Task prompt — Find the lines containing "DABCO" and say how many there are, with no other words.

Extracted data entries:
....

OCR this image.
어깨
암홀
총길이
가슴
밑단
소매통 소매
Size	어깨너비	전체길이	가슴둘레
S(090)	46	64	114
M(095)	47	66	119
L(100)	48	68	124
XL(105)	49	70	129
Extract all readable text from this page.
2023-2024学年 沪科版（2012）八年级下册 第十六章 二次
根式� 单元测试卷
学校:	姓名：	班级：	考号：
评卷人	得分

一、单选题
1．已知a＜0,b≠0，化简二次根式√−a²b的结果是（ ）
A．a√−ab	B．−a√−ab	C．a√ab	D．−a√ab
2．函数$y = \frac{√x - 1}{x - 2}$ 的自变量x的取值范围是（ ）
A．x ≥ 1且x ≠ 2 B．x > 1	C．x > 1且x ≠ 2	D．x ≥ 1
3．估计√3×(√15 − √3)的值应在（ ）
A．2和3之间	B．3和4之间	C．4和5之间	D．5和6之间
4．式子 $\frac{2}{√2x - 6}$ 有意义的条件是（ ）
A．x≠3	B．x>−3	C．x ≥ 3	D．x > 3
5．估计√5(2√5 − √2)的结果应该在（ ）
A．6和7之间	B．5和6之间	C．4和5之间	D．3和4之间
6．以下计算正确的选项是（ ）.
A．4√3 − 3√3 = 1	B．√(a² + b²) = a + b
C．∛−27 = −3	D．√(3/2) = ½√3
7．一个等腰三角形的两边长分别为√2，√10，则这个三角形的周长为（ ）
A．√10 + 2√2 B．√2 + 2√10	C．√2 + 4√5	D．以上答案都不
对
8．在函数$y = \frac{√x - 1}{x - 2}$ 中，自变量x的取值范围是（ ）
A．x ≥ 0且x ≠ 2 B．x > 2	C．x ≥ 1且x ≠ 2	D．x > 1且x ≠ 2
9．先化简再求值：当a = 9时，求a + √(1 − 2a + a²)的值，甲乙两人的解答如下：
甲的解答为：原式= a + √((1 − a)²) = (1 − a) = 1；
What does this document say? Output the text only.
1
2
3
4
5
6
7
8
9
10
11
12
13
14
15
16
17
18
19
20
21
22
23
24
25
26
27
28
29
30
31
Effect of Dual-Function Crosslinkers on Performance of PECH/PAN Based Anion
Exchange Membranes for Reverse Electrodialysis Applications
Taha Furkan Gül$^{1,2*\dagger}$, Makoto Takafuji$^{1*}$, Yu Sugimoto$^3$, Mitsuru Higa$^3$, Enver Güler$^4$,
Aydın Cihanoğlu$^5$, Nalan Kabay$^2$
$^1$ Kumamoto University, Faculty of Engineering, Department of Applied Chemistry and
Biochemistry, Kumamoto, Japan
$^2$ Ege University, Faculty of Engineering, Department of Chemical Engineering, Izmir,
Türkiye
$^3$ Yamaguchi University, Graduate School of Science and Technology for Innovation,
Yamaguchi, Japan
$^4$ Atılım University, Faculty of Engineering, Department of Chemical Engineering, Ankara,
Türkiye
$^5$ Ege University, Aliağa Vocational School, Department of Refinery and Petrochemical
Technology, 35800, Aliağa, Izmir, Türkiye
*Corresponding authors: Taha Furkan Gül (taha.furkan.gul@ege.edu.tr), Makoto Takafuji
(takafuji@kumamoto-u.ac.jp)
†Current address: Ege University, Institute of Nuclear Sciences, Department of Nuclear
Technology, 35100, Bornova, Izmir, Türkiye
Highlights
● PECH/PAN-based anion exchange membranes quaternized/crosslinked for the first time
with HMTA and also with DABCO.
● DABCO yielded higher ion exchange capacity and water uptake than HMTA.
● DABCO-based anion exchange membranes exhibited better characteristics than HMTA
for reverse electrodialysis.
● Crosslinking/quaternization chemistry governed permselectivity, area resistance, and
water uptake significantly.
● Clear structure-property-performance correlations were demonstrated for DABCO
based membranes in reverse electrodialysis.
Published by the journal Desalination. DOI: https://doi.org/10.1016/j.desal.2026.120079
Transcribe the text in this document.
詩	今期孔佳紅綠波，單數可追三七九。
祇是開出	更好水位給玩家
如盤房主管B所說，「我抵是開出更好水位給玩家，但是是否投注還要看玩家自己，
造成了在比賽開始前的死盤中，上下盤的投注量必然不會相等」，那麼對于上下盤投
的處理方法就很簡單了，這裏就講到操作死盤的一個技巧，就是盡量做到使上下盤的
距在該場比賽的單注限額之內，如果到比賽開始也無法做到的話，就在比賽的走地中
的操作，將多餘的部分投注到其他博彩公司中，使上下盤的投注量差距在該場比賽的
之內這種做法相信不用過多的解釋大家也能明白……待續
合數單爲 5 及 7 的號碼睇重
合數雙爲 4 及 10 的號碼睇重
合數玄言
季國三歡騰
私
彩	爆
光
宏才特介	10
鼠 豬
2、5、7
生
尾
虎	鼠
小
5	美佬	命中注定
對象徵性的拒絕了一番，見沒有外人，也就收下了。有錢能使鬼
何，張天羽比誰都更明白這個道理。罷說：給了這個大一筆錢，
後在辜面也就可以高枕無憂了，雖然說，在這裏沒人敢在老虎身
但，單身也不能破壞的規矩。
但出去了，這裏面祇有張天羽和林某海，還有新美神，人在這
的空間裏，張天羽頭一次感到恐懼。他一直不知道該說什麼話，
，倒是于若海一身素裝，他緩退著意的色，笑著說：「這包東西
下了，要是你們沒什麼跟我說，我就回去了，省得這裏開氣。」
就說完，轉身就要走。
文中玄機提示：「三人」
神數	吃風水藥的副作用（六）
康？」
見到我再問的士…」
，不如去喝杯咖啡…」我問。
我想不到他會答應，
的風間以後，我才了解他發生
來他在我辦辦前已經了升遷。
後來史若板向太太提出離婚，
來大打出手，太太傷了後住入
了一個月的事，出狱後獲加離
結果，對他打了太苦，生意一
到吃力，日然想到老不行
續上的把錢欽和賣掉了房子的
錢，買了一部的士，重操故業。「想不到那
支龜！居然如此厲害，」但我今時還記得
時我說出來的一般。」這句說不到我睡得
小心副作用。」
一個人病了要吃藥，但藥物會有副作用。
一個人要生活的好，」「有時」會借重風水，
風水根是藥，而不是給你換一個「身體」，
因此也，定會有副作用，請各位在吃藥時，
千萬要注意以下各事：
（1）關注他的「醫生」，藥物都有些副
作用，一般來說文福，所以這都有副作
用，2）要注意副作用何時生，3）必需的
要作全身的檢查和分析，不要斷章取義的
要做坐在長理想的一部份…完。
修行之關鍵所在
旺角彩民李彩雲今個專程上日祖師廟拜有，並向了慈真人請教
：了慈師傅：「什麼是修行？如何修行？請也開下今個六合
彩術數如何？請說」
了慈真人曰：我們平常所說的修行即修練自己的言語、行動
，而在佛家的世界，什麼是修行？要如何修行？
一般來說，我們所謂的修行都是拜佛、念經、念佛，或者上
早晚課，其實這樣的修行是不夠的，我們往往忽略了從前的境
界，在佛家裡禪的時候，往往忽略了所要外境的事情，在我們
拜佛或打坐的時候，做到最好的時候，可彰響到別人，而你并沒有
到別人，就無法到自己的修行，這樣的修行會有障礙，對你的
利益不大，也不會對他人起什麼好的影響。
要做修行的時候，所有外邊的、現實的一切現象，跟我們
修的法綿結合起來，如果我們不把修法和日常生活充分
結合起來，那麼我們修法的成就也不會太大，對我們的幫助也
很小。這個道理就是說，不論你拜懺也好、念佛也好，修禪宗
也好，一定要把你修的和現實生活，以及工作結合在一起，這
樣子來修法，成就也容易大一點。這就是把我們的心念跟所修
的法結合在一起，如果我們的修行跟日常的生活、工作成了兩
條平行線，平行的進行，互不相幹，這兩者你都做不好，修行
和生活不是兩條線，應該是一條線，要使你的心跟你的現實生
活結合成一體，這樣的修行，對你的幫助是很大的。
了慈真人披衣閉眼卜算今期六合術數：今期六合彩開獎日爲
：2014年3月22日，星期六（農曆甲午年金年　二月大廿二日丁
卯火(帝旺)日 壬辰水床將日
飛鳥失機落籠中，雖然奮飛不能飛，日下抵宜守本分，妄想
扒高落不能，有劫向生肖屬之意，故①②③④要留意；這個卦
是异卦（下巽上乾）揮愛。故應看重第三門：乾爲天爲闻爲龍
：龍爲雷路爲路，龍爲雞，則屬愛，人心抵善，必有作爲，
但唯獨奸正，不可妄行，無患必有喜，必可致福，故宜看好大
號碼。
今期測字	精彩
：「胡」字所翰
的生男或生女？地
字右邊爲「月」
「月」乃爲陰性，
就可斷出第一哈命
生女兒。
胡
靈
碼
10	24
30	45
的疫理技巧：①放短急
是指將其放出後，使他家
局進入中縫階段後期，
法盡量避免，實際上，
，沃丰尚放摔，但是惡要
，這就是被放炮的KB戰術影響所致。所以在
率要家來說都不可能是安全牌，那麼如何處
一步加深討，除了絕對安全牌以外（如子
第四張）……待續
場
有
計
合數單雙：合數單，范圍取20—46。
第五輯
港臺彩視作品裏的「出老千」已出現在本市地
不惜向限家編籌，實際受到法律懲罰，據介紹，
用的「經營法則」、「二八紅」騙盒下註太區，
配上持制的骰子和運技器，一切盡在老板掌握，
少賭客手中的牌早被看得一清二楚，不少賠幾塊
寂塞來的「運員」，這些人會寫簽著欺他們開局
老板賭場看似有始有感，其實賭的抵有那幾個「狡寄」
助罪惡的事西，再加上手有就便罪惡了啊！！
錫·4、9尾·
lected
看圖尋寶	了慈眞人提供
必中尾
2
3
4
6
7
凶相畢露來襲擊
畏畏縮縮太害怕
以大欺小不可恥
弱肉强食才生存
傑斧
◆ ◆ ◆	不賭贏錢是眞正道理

....

Answer to the exercise — 4